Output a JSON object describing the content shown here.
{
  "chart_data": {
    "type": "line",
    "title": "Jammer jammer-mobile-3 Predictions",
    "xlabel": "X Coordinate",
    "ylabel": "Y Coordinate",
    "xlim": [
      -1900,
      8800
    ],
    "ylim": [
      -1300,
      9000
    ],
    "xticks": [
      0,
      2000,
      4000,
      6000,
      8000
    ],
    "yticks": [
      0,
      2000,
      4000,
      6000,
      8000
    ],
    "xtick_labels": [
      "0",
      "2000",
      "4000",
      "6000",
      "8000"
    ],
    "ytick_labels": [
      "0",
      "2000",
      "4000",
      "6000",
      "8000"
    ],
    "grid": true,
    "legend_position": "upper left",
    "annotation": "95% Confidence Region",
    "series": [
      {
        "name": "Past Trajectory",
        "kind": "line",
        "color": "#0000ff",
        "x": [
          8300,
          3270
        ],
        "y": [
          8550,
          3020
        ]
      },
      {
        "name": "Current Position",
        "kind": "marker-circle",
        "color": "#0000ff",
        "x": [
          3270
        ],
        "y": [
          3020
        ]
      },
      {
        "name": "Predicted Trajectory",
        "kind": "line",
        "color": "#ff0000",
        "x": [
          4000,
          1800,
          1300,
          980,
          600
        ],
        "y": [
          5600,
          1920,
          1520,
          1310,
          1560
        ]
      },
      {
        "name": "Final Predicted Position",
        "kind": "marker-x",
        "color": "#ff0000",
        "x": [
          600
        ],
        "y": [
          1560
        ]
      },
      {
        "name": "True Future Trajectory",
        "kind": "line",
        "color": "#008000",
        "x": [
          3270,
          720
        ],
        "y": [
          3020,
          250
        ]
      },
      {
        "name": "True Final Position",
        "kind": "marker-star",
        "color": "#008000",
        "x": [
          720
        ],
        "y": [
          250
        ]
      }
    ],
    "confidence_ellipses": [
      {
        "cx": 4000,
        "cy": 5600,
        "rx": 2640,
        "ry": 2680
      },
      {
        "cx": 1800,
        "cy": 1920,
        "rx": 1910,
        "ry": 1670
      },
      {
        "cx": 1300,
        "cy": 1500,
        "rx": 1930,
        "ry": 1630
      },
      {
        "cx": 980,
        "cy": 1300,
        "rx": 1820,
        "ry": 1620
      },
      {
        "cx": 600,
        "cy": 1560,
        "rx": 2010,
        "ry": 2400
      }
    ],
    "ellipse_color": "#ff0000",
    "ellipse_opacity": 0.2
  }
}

● ● ●

Determine the number of lines where the string "Final" occurs, and give that number only.

Correct output: 2